**Exercise**
Tally the lines in the listing below that include "JSON". Answer with the count and nothing more.

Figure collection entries

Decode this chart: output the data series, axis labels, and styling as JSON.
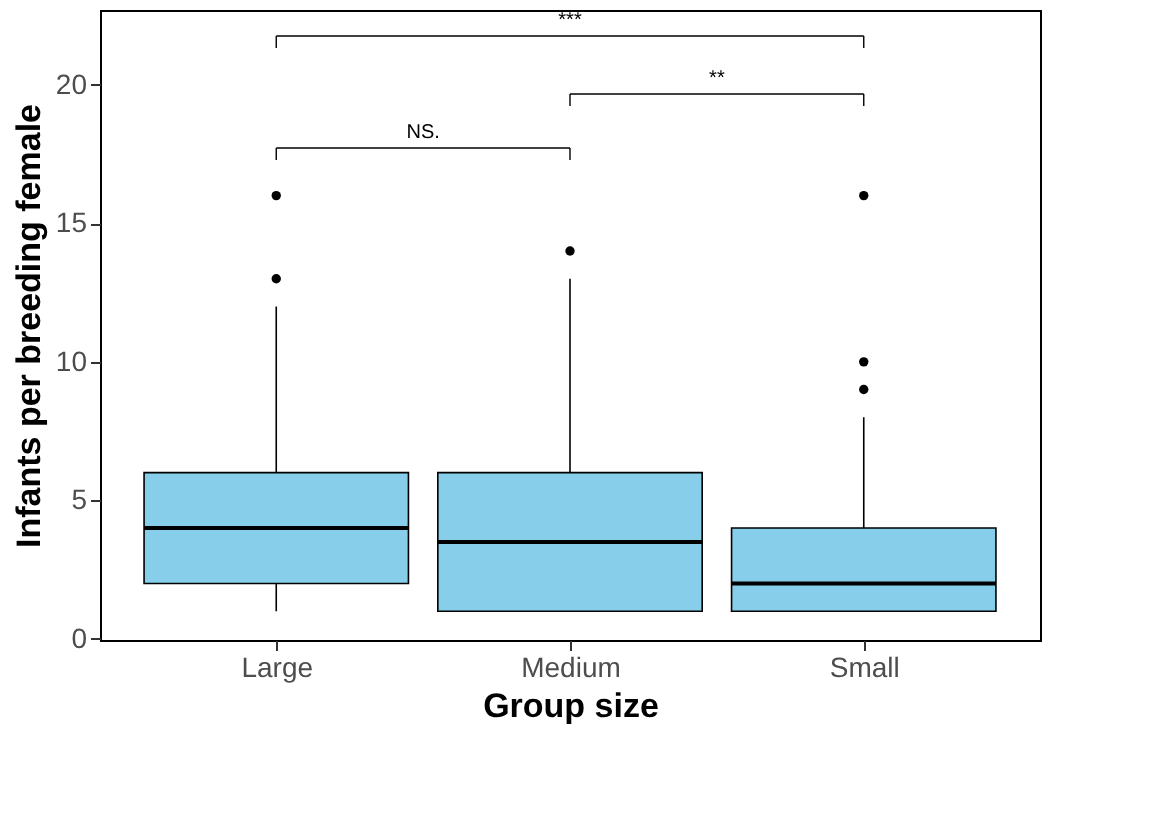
{
  "chart_data": {
    "type": "box",
    "xlabel": "Group size",
    "ylabel": "Infants per breeding female",
    "categories": [
      "Large",
      "Medium",
      "Small"
    ],
    "boxes": [
      {
        "low": 1,
        "q1": 2,
        "median": 4,
        "q3": 6,
        "high": 12,
        "outliers": [
          13,
          16
        ]
      },
      {
        "low": 1,
        "q1": 1,
        "median": 3.5,
        "q3": 6,
        "high": 13,
        "outliers": [
          14
        ]
      },
      {
        "low": 1,
        "q1": 1,
        "median": 2,
        "q3": 4,
        "high": 8,
        "outliers": [
          9,
          10,
          16
        ]
      }
    ],
    "color": "#87ceeb",
    "ylim": [
      -0.04,
      22.7
    ],
    "yticks": [
      0,
      5,
      10,
      15,
      20
    ],
    "grid": false,
    "annotations": [
      "NS.",
      "**",
      "***"
    ]
  }
}
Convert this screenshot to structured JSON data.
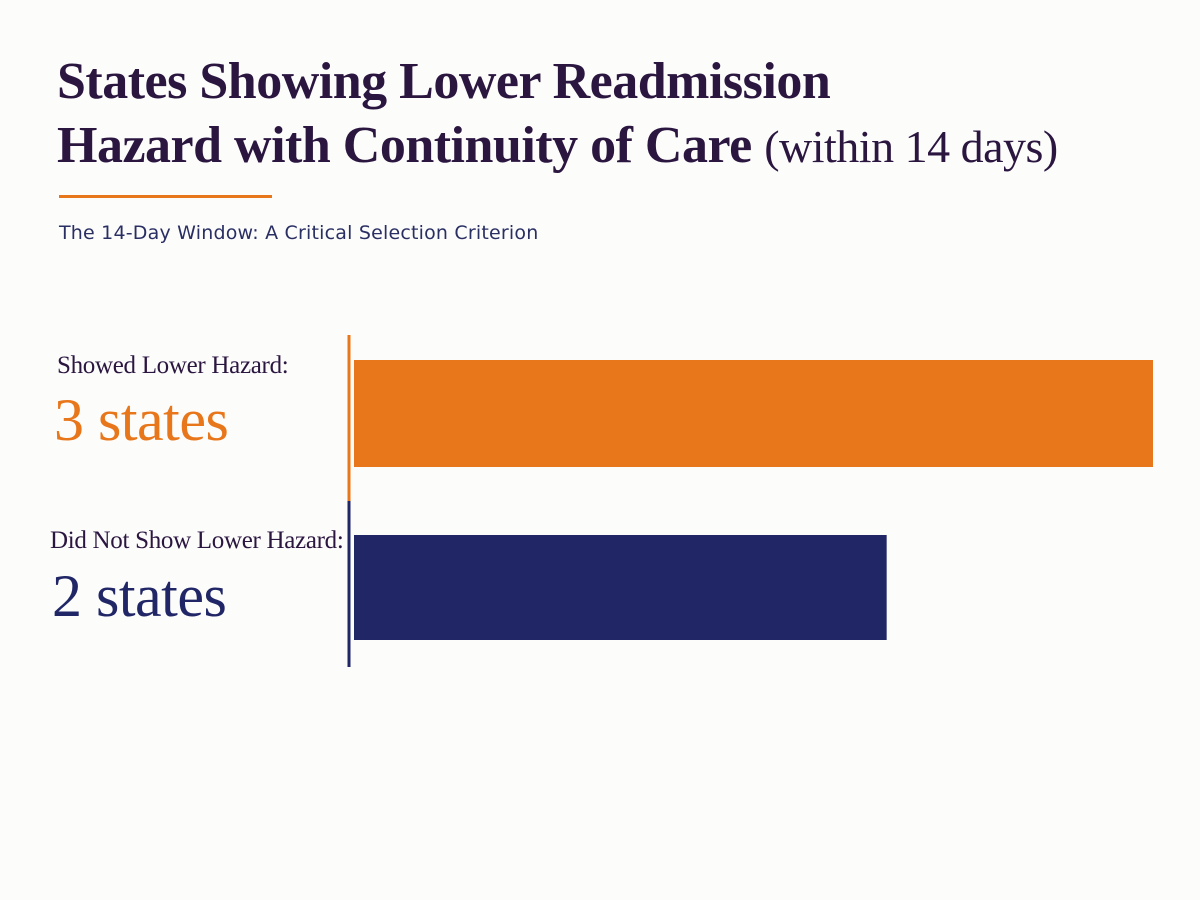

**Solution below**
2